▶ [What is expected] Transcribe the lines below verbatim, skipping the images.

Some records:
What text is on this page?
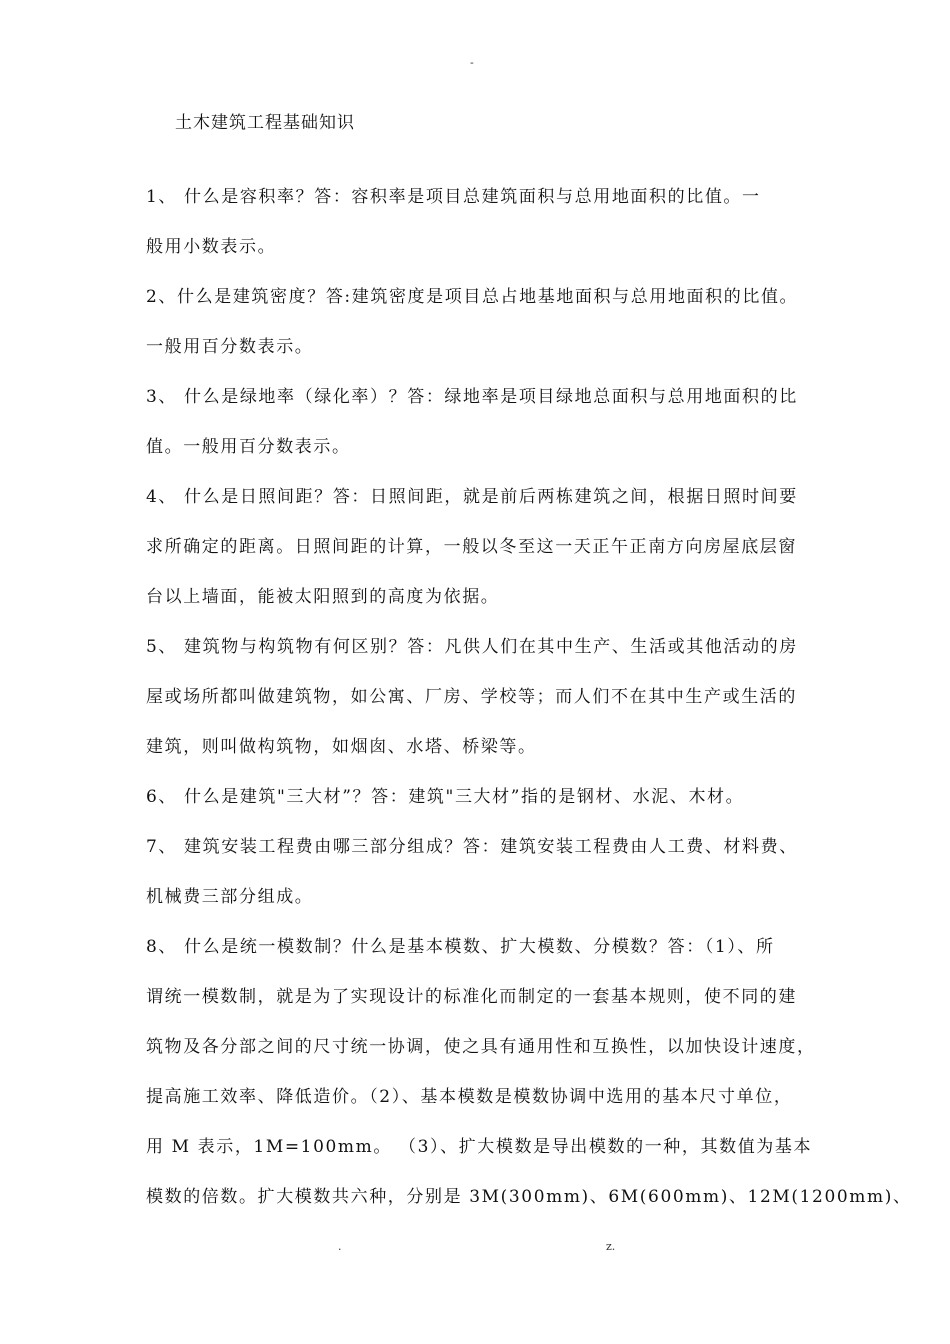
-
土木建筑工程基础知识
1、 什么是容积率？答：容积率是项目总建筑面积与总用地面积的比值。一
般用小数表示。
2、什么是建筑密度？答:建筑密度是项目总占地基地面积与总用地面积的比值。
一般用百分数表示。
3、 什么是绿地率（绿化率）？答：绿地率是项目绿地总面积与总用地面积的比
值。一般用百分数表示。
4、 什么是日照间距？答：日照间距，就是前后两栋建筑之间，根据日照时间要
求所确定的距离。日照间距的计算，一般以冬至这一天正午正南方向房屋底层窗
台以上墙面，能被太阳照到的高度为依据。
5、 建筑物与构筑物有何区别？答：凡供人们在其中生产、生活或其他活动的房
屋或场所都叫做建筑物，如公寓、厂房、学校等；而人们不在其中生产或生活的
建筑，则叫做构筑物，如烟囱、水塔、桥梁等。
6、 什么是建筑"三大材”？答：建筑"三大材”指的是钢材、水泥、木材。
7、 建筑安装工程费由哪三部分组成？答：建筑安装工程费由人工费、材料费、
机械费三部分组成。
8、 什么是统一模数制？什么是基本模数、扩大模数、分模数？答：（1）、所
谓统一模数制，就是为了实现设计的标准化而制定的一套基本规则，使不同的建
筑物及各分部之间的尺寸统一协调，使之具有通用性和互换性，以加快设计速度，
提高施工效率、降低造价。（2）、基本模数是模数协调中选用的基本尺寸单位，
用 M 表示，1M=100mm。 （3）、扩大模数是导出模数的一种，其数值为基本
模数的倍数。扩大模数共六种，分别是 3M(300mm)、6M(600mm)、12M(1200mm)、
.	z.
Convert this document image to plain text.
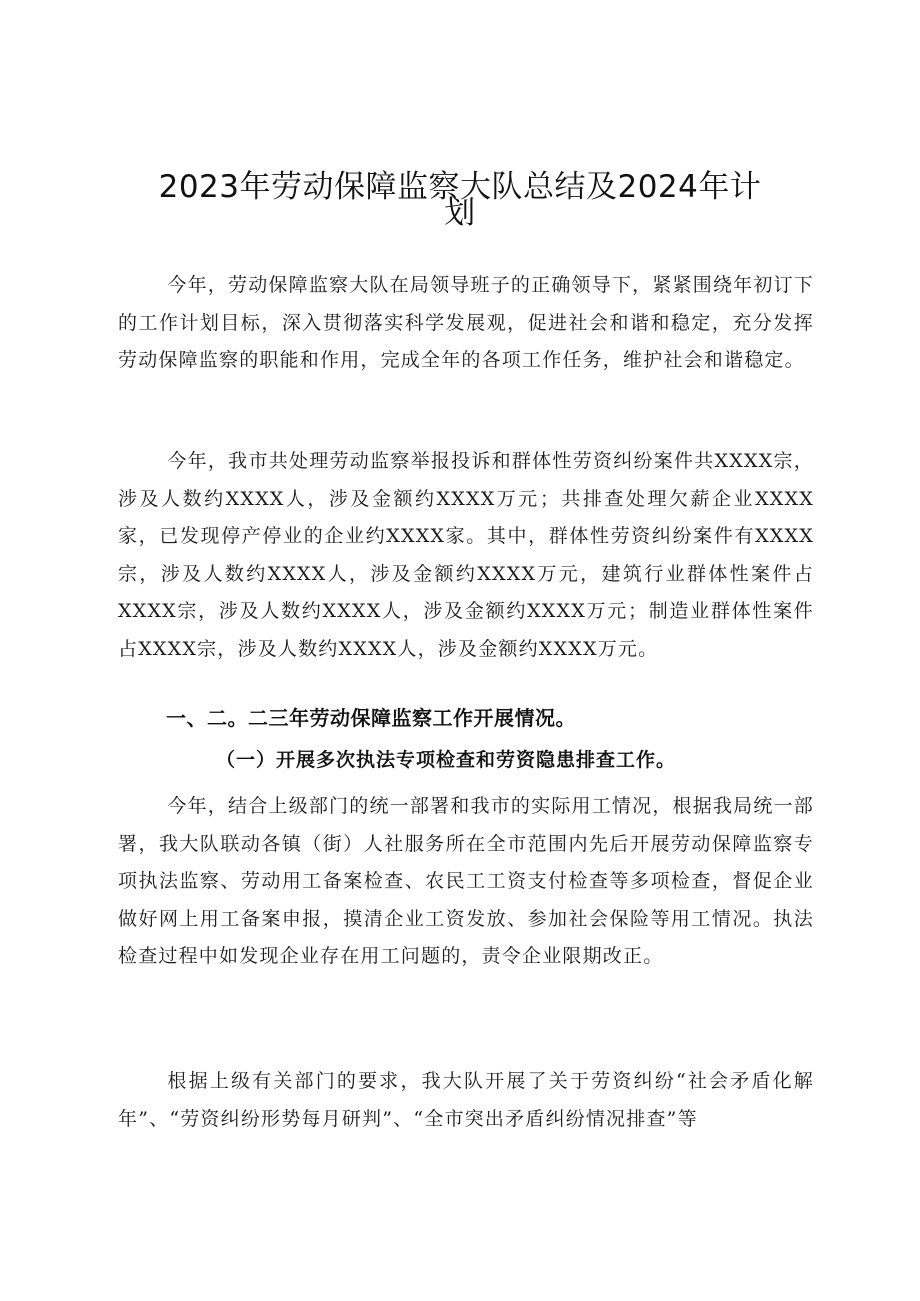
2023年劳动保障监察大队总结及2024年计
划

今年，劳动保障监察大队在局领导班子的正确领导下，紧紧围绕年初订下的工作计划目标，深入贯彻落实科学发展观，促进社会和谐和稳定，充分发挥劳动保障监察的职能和作用，完成全年的各项工作任务，维护社会和谐稳定。

今年，我市共处理劳动监察举报投诉和群体性劳资纠纷案件共XXXX宗，涉及人数约XXXX人，涉及金额约XXXX万元；共排查处理欠薪企业XXXX家，已发现停产停业的企业约XXXX家。其中，群体性劳资纠纷案件有XXXX宗，涉及人数约XXXX人，涉及金额约XXXX万元，建筑行业群体性案件占XXXX宗，涉及人数约XXXX人，涉及金额约XXXX万元；制造业群体性案件占XXXX宗，涉及人数约XXXX人，涉及金额约XXXX万元。

一、二。二三年劳动保障监察工作开展情况。
（一）开展多次执法专项检查和劳资隐患排查工作。

今年，结合上级部门的统一部署和我市的实际用工情况，根据我局统一部署，我大队联动各镇（街）人社服务所在全市范围内先后开展劳动保障监察专项执法监察、劳动用工备案检查、农民工工资支付检查等多项检查，督促企业做好网上用工备案申报，摸清企业工资发放、参加社会保险等用工情况。执法检查过程中如发现企业存在用工问题的，责令企业限期改正。

根据上级有关部门的要求，我大队开展了关于劳资纠纷“社会矛盾化解年”、“劳资纠纷形势每月研判”、“全市突出矛盾纠纷情况排查”等
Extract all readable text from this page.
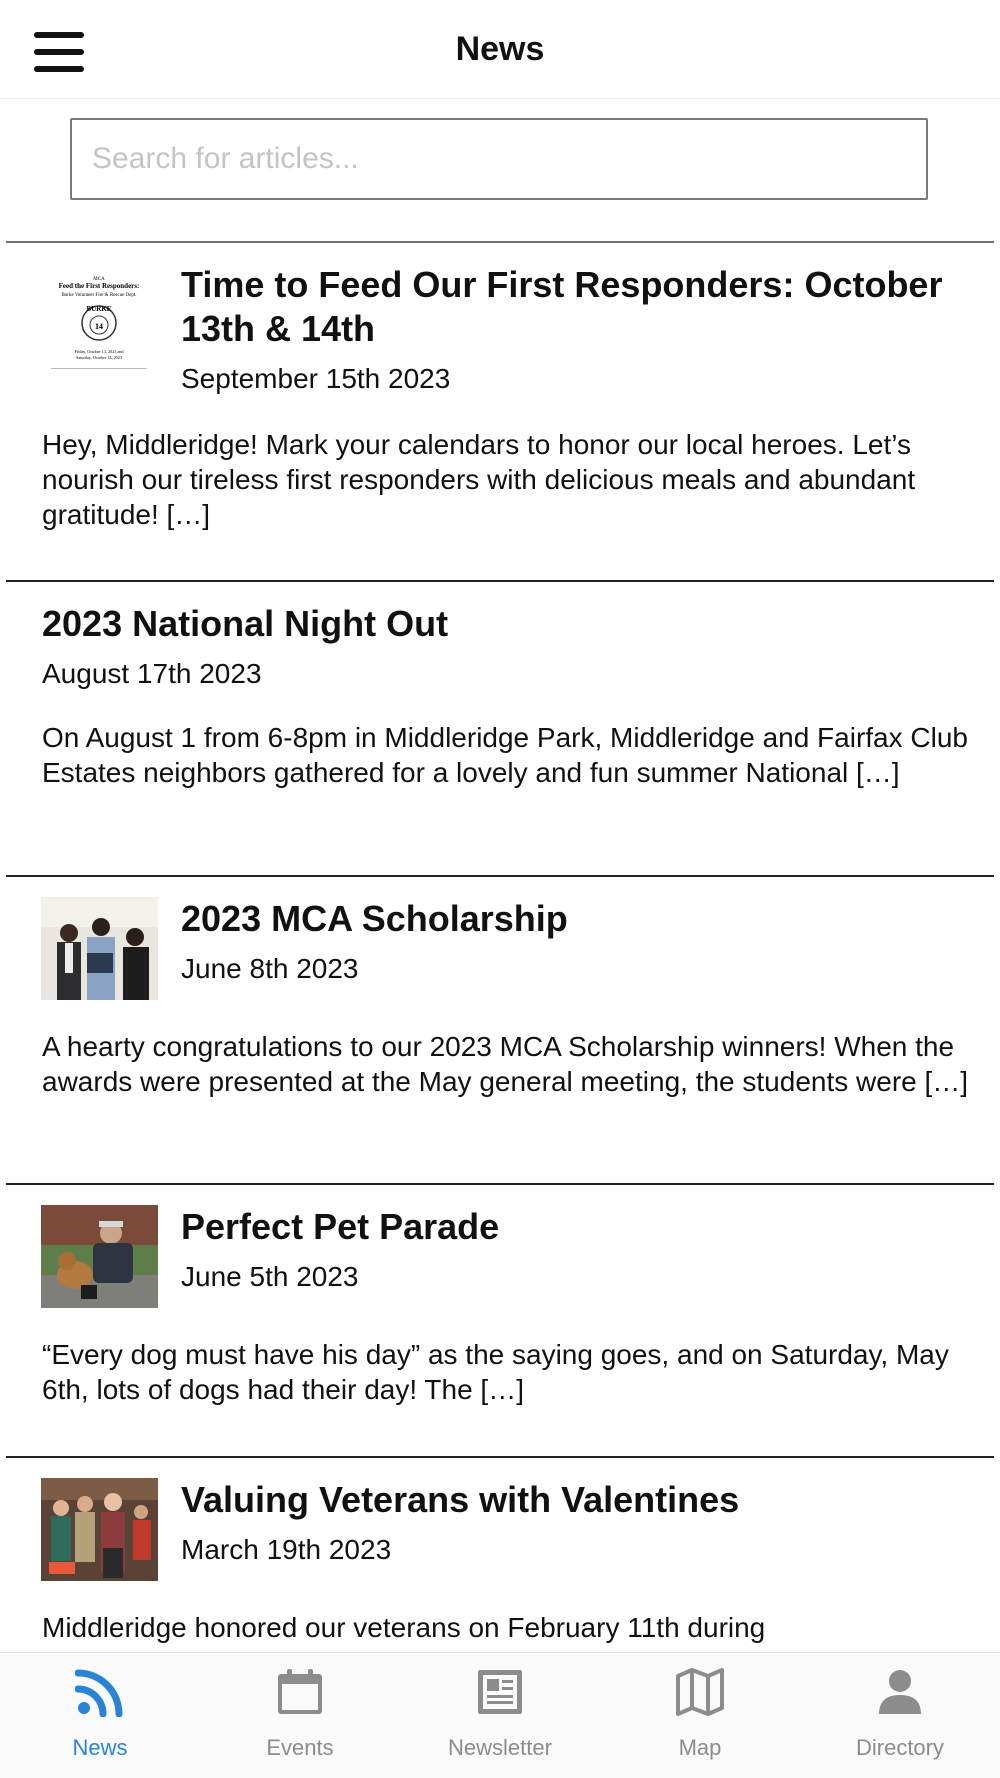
News
Search for articles...
MCA
Feed the First Responders:
Burke Volunteer Fire & Rescue Dept.
BURKE
14
Friday, October 13, 2023 and
Saturday, October 14, 2023
Time to Feed Our First Responders: October 13th & 14th
September 15th 2023
Hey, Middleridge! Mark your calendars to honor our local heroes. Let’s nourish our tireless first responders with delicious meals and abundant gratitude! […]
2023 National Night Out
August 17th 2023
On August 1 from 6-8pm in Middleridge Park, Middleridge and Fairfax Club Estates neighbors gathered for a lovely and fun summer National […]
2023 MCA Scholarship
June 8th 2023
A hearty congratulations to our 2023 MCA Scholarship winners! When the awards were presented at the May general meeting, the students were […]
Perfect Pet Parade
June 5th 2023
“Every dog must have his day” as the saying goes, and on Saturday, May 6th, lots of dogs had their day! The […]
Valuing Veterans with Valentines
March 19th 2023
Middleridge honored our veterans on February 11th during
News	Events	Newsletter	Map	Directory
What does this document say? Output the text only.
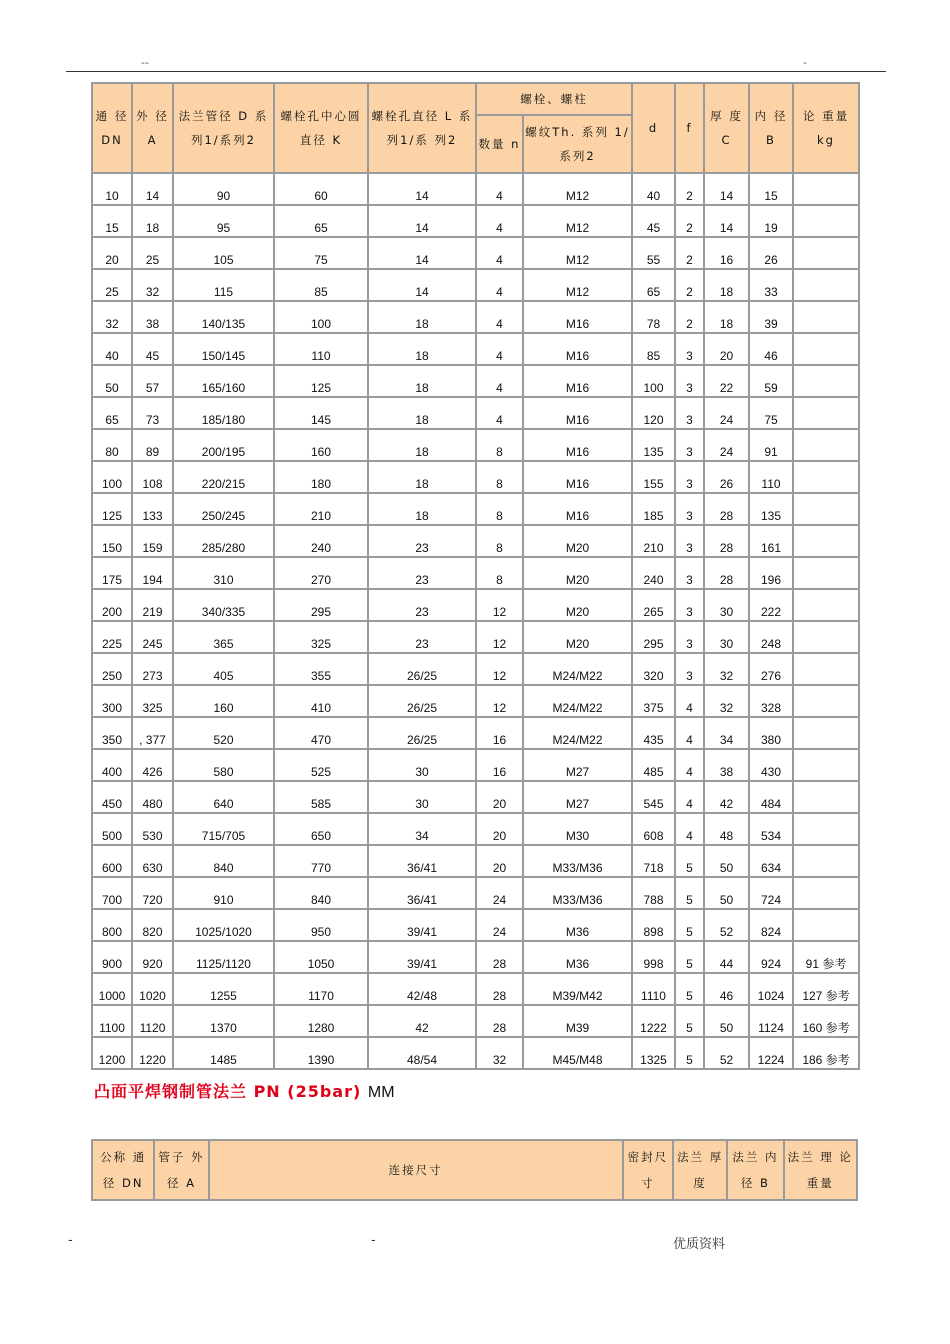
--	-
通 径 DN	外 径 A	法兰管径 D 系列1/系列2	螺栓孔中心圆 直径 K	螺栓孔直径 L 系列1/系 列2	螺栓、螺柱		d	f	厚 度 C	内 径 B	论 重量 kg
					数量 n	螺纹Th. 系列 1/系列2					
10	14	90	60	14	4	M12	40	2	14	15	
15	18	95	65	14	4	M12	45	2	14	19	
20	25	105	75	14	4	M12	55	2	16	26	
25	32	115	85	14	4	M12	65	2	18	33	
32	38	140/135	100	18	4	M16	78	2	18	39	
40	45	150/145	110	18	4	M16	85	3	20	46	
50	57	165/160	125	18	4	M16	100	3	22	59	
65	73	185/180	145	18	4	M16	120	3	24	75	
80	89	200/195	160	18	8	M16	135	3	24	91	
100	108	220/215	180	18	8	M16	155	3	26	110	
125	133	250/245	210	18	8	M16	185	3	28	135	
150	159	285/280	240	23	8	M20	210	3	28	161	
175	194	310	270	23	8	M20	240	3	28	196	
200	219	340/335	295	23	12	M20	265	3	30	222	
225	245	365	325	23	12	M20	295	3	30	248	
250	273	405	355	26/25	12	M24/M22	320	3	32	276	
300	325	160	410	26/25	12	M24/M22	375	4	32	328	
350	, 377	520	470	26/25	16	M24/M22	435	4	34	380	
400	426	580	525	30	16	M27	485	4	38	430	
450	480	640	585	30	20	M27	545	4	42	484	
500	530	715/705	650	34	20	M30	608	4	48	534	
600	630	840	770	36/41	20	M33/M36	718	5	50	634	
700	720	910	840	36/41	24	M33/M36	788	5	50	724	
800	820	1025/1020	950	39/41	24	M36	898	5	52	824	
900	920	1125/1120	1050	39/41	28	M36	998	5	44	924	91 参考
1000	1020	1255	1170	42/48	28	M39/M42	1110	5	46	1024	127 参考
1100	1120	1370	1280	42	28	M39	1222	5	50	1124	160 参考
1200	1220	1485	1390	48/54	32	M45/M48	1325	5	52	1224	186 参考
凸面平焊钢制管法兰 PN (25bar) MM
公称 通 径 DN	管子 外径 A	连接尺寸	密封尺 寸	法兰 厚度	法兰 内径 B	法兰 理 论 重量
-	-	优质资料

▶ [Written answer]
What text is on this page?
-
土木建筑工程基础知识
1、 什么是容积率？答：容积率是项目总建筑面积与总用地面积的比值。一
般用小数表示。
2、什么是建筑密度？答:建筑密度是项目总占地基地面积与总用地面积的比值。
一般用百分数表示。
3、 什么是绿地率（绿化率）？答：绿地率是项目绿地总面积与总用地面积的比
值。一般用百分数表示。
4、 什么是日照间距？答：日照间距，就是前后两栋建筑之间，根据日照时间要
求所确定的距离。日照间距的计算，一般以冬至这一天正午正南方向房屋底层窗
台以上墙面，能被太阳照到的高度为依据。
5、 建筑物与构筑物有何区别？答：凡供人们在其中生产、生活或其他活动的房
屋或场所都叫做建筑物，如公寓、厂房、学校等；而人们不在其中生产或生活的
建筑，则叫做构筑物，如烟囱、水塔、桥梁等。
6、 什么是建筑"三大材”？答：建筑"三大材”指的是钢材、水泥、木材。
7、 建筑安装工程费由哪三部分组成？答：建筑安装工程费由人工费、材料费、
机械费三部分组成。
8、 什么是统一模数制？什么是基本模数、扩大模数、分模数？答：（1）、所
谓统一模数制，就是为了实现设计的标准化而制定的一套基本规则，使不同的建
筑物及各分部之间的尺寸统一协调，使之具有通用性和互换性，以加快设计速度，
提高施工效率、降低造价。（2）、基本模数是模数协调中选用的基本尺寸单位，
用 M 表示，1M=100mm。 （3）、扩大模数是导出模数的一种，其数值为基本
模数的倍数。扩大模数共六种，分别是 3M(300mm)、6M(600mm)、12M(1200mm)、
.	z.
Convert this document image to plain text.
2023年劳动保障监察大队总结及2024年计
划

今年，劳动保障监察大队在局领导班子的正确领导下，紧紧围绕年初订下的工作计划目标，深入贯彻落实科学发展观，促进社会和谐和稳定，充分发挥劳动保障监察的职能和作用，完成全年的各项工作任务，维护社会和谐稳定。

今年，我市共处理劳动监察举报投诉和群体性劳资纠纷案件共XXXX宗，涉及人数约XXXX人，涉及金额约XXXX万元；共排查处理欠薪企业XXXX家，已发现停产停业的企业约XXXX家。其中，群体性劳资纠纷案件有XXXX宗，涉及人数约XXXX人，涉及金额约XXXX万元，建筑行业群体性案件占XXXX宗，涉及人数约XXXX人，涉及金额约XXXX万元；制造业群体性案件占XXXX宗，涉及人数约XXXX人，涉及金额约XXXX万元。

一、二。二三年劳动保障监察工作开展情况。
（一）开展多次执法专项检查和劳资隐患排查工作。

今年，结合上级部门的统一部署和我市的实际用工情况，根据我局统一部署，我大队联动各镇（街）人社服务所在全市范围内先后开展劳动保障监察专项执法监察、劳动用工备案检查、农民工工资支付检查等多项检查，督促企业做好网上用工备案申报，摸清企业工资发放、参加社会保险等用工情况。执法检查过程中如发现企业存在用工问题的，责令企业限期改正。

根据上级有关部门的要求，我大队开展了关于劳资纠纷“社会矛盾化解年”、“劳资纠纷形势每月研判”、“全市突出矛盾纠纷情况排查”等
Extract all readable text from this page.
News
Search for articles...
MCA
Feed the First Responders:
Burke Volunteer Fire & Rescue Dept.
BURKE
14
Friday, October 13, 2023 and
Saturday, October 14, 2023
Time to Feed Our First Responders: October 13th & 14th
September 15th 2023
Hey, Middleridge! Mark your calendars to honor our local heroes. Let’s nourish our tireless first responders with delicious meals and abundant gratitude! […]
2023 National Night Out
August 17th 2023
On August 1 from 6-8pm in Middleridge Park, Middleridge and Fairfax Club Estates neighbors gathered for a lovely and fun summer National […]
2023 MCA Scholarship
June 8th 2023
A hearty congratulations to our 2023 MCA Scholarship winners! When the awards were presented at the May general meeting, the students were […]
Perfect Pet Parade
June 5th 2023
“Every dog must have his day” as the saying goes, and on Saturday, May 6th, lots of dogs had their day! The […]
Valuing Veterans with Valentines
March 19th 2023
Middleridge honored our veterans on February 11th during
News	Events	Newsletter	Map	Directory
What does this document say? Output the text only.
--	-
通 径 DN	外 径 A	法兰管径 D 系列1/系列2	螺栓孔中心圆 直径 K	螺栓孔直径 L 系列1/系 列2	螺栓、螺柱		d	f	厚 度 C	内 径 B	论 重量 kg
					数量 n	螺纹Th. 系列 1/系列2					
10	14	90	60	14	4	M12	40	2	14	15	
15	18	95	65	14	4	M12	45	2	14	19	
20	25	105	75	14	4	M12	55	2	16	26	
25	32	115	85	14	4	M12	65	2	18	33	
32	38	140/135	100	18	4	M16	78	2	18	39	
40	45	150/145	110	18	4	M16	85	3	20	46	
50	57	165/160	125	18	4	M16	100	3	22	59	
65	73	185/180	145	18	4	M16	120	3	24	75	
80	89	200/195	160	18	8	M16	135	3	24	91	
100	108	220/215	180	18	8	M16	155	3	26	110	
125	133	250/245	210	18	8	M16	185	3	28	135	
150	159	285/280	240	23	8	M20	210	3	28	161	
175	194	310	270	23	8	M20	240	3	28	196	
200	219	340/335	295	23	12	M20	265	3	30	222	
225	245	365	325	23	12	M20	295	3	30	248	
250	273	405	355	26/25	12	M24/M22	320	3	32	276	
300	325	160	410	26/25	12	M24/M22	375	4	32	328	
350	, 377	520	470	26/25	16	M24/M22	435	4	34	380	
400	426	580	525	30	16	M27	485	4	38	430	
450	480	640	585	30	20	M27	545	4	42	484	
500	530	715/705	650	34	20	M30	608	4	48	534	
600	630	840	770	36/41	20	M33/M36	718	5	50	634	
700	720	910	840	36/41	24	M33/M36	788	5	50	724	
800	820	1025/1020	950	39/41	24	M36	898	5	52	824	
900	920	1125/1120	1050	39/41	28	M36	998	5	44	924	91 参考
1000	1020	1255	1170	42/48	28	M39/M42	1110	5	46	1024	127 参考
1100	1120	1370	1280	42	28	M39	1222	5	50	1124	160 参考
1200	1220	1485	1390	48/54	32	M45/M48	1325	5	52	1224	186 参考
凸面平焊钢制管法兰 PN (25bar) MM
公称 通 径 DN	管子 外径 A	连接尺寸	密封尺 寸	法兰 厚度	法兰 内径 B	法兰 理 论 重量
-	-	优质资料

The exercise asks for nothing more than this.